* **EXERCISE INSTRUCTIONS**
Write the records out again exactly, leaving no images in.

* **PROVIDED DATA**
▬▬▬▬▬▬▬▬▬▬

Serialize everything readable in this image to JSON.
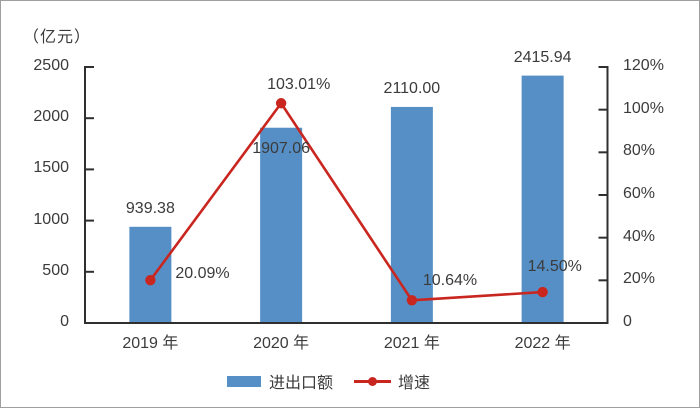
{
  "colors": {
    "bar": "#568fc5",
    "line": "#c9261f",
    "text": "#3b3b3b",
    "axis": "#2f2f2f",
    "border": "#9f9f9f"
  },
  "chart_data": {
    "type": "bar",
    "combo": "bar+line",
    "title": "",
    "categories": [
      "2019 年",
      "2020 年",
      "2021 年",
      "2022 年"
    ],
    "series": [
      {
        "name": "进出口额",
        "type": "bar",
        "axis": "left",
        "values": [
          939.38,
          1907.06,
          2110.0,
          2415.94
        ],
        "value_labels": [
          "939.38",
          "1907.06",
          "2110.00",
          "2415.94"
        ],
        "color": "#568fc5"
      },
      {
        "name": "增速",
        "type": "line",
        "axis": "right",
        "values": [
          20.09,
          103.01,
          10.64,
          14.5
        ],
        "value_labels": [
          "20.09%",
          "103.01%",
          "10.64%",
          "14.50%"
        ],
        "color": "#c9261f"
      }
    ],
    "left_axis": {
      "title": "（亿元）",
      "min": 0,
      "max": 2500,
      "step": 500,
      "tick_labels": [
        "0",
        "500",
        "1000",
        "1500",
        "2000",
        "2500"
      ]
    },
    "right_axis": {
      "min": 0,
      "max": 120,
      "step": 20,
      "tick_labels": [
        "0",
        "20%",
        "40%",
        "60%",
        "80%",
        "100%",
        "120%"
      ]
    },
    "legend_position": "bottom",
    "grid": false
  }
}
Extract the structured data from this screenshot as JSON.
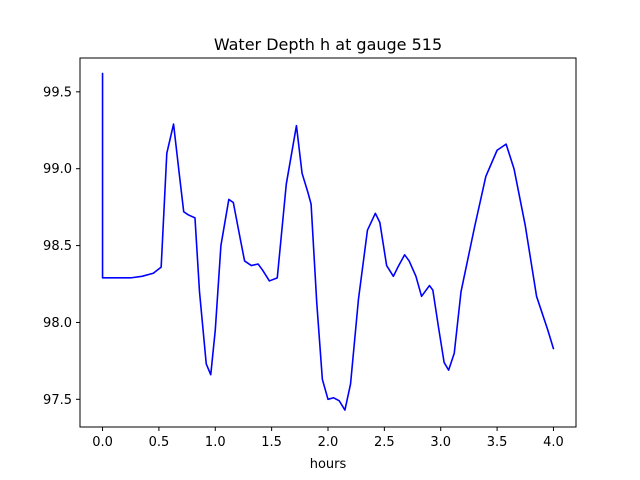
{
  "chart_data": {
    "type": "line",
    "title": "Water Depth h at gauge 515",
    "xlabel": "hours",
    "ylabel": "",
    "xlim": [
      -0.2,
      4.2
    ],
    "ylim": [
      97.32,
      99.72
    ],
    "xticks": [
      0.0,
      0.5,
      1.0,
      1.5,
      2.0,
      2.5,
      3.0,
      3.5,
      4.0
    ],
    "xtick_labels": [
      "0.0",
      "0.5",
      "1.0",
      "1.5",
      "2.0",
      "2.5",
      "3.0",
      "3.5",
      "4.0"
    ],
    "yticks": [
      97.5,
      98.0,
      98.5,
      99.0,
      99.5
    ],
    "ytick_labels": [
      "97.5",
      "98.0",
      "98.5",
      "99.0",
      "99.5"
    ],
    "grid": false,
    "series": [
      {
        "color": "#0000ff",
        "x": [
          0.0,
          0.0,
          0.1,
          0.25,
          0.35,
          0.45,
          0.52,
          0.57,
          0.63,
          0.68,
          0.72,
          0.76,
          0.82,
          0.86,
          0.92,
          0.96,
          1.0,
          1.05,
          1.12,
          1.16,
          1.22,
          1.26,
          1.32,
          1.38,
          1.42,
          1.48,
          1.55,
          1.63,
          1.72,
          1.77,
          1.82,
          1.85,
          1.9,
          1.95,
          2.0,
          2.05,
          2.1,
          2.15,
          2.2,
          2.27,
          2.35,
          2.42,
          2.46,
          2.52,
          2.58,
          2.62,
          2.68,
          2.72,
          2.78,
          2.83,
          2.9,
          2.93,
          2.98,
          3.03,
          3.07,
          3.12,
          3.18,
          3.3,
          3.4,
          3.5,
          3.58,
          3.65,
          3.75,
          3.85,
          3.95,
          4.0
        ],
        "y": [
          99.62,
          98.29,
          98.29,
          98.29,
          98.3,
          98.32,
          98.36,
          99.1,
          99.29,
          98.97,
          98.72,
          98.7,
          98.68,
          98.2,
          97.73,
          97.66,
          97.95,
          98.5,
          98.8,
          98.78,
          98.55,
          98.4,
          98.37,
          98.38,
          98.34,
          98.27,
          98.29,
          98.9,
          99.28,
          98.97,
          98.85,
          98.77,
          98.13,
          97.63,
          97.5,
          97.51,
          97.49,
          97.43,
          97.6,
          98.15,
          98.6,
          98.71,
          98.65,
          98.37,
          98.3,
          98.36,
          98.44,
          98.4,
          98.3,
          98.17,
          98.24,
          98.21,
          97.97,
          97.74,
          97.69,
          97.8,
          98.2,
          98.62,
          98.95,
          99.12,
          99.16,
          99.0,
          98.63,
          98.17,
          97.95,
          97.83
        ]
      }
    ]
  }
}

▬▬▬▬▬▬▬▬▬▬

* **FINISHED TASK**
Serialize everything readable in this image to JSON.
{
  "colors": {
    "bar": "#568fc5",
    "line": "#c9261f",
    "text": "#3b3b3b",
    "axis": "#2f2f2f",
    "border": "#9f9f9f"
  },
  "chart_data": {
    "type": "bar",
    "combo": "bar+line",
    "title": "",
    "categories": [
      "2019 年",
      "2020 年",
      "2021 年",
      "2022 年"
    ],
    "series": [
      {
        "name": "进出口额",
        "type": "bar",
        "axis": "left",
        "values": [
          939.38,
          1907.06,
          2110.0,
          2415.94
        ],
        "value_labels": [
          "939.38",
          "1907.06",
          "2110.00",
          "2415.94"
        ],
        "color": "#568fc5"
      },
      {
        "name": "增速",
        "type": "line",
        "axis": "right",
        "values": [
          20.09,
          103.01,
          10.64,
          14.5
        ],
        "value_labels": [
          "20.09%",
          "103.01%",
          "10.64%",
          "14.50%"
        ],
        "color": "#c9261f"
      }
    ],
    "left_axis": {
      "title": "（亿元）",
      "min": 0,
      "max": 2500,
      "step": 500,
      "tick_labels": [
        "0",
        "500",
        "1000",
        "1500",
        "2000",
        "2500"
      ]
    },
    "right_axis": {
      "min": 0,
      "max": 120,
      "step": 20,
      "tick_labels": [
        "0",
        "20%",
        "40%",
        "60%",
        "80%",
        "100%",
        "120%"
      ]
    },
    "legend_position": "bottom",
    "grid": false
  }
}
Extract the structured data from this screenshot as JSON.
{
  "chart_data": {
    "type": "line",
    "title": "Water Depth h at gauge 515",
    "xlabel": "hours",
    "ylabel": "",
    "xlim": [
      -0.2,
      4.2
    ],
    "ylim": [
      97.32,
      99.72
    ],
    "xticks": [
      0.0,
      0.5,
      1.0,
      1.5,
      2.0,
      2.5,
      3.0,
      3.5,
      4.0
    ],
    "xtick_labels": [
      "0.0",
      "0.5",
      "1.0",
      "1.5",
      "2.0",
      "2.5",
      "3.0",
      "3.5",
      "4.0"
    ],
    "yticks": [
      97.5,
      98.0,
      98.5,
      99.0,
      99.5
    ],
    "ytick_labels": [
      "97.5",
      "98.0",
      "98.5",
      "99.0",
      "99.5"
    ],
    "grid": false,
    "series": [
      {
        "color": "#0000ff",
        "x": [
          0.0,
          0.0,
          0.1,
          0.25,
          0.35,
          0.45,
          0.52,
          0.57,
          0.63,
          0.68,
          0.72,
          0.76,
          0.82,
          0.86,
          0.92,
          0.96,
          1.0,
          1.05,
          1.12,
          1.16,
          1.22,
          1.26,
          1.32,
          1.38,
          1.42,
          1.48,
          1.55,
          1.63,
          1.72,
          1.77,
          1.82,
          1.85,
          1.9,
          1.95,
          2.0,
          2.05,
          2.1,
          2.15,
          2.2,
          2.27,
          2.35,
          2.42,
          2.46,
          2.52,
          2.58,
          2.62,
          2.68,
          2.72,
          2.78,
          2.83,
          2.9,
          2.93,
          2.98,
          3.03,
          3.07,
          3.12,
          3.18,
          3.3,
          3.4,
          3.5,
          3.58,
          3.65,
          3.75,
          3.85,
          3.95,
          4.0
        ],
        "y": [
          99.62,
          98.29,
          98.29,
          98.29,
          98.3,
          98.32,
          98.36,
          99.1,
          99.29,
          98.97,
          98.72,
          98.7,
          98.68,
          98.2,
          97.73,
          97.66,
          97.95,
          98.5,
          98.8,
          98.78,
          98.55,
          98.4,
          98.37,
          98.38,
          98.34,
          98.27,
          98.29,
          98.9,
          99.28,
          98.97,
          98.85,
          98.77,
          98.13,
          97.63,
          97.5,
          97.51,
          97.49,
          97.43,
          97.6,
          98.15,
          98.6,
          98.71,
          98.65,
          98.37,
          98.3,
          98.36,
          98.44,
          98.4,
          98.3,
          98.17,
          98.24,
          98.21,
          97.97,
          97.74,
          97.69,
          97.8,
          98.2,
          98.62,
          98.95,
          99.12,
          99.16,
          99.0,
          98.63,
          98.17,
          97.95,
          97.83
        ]
      }
    ]
  }
}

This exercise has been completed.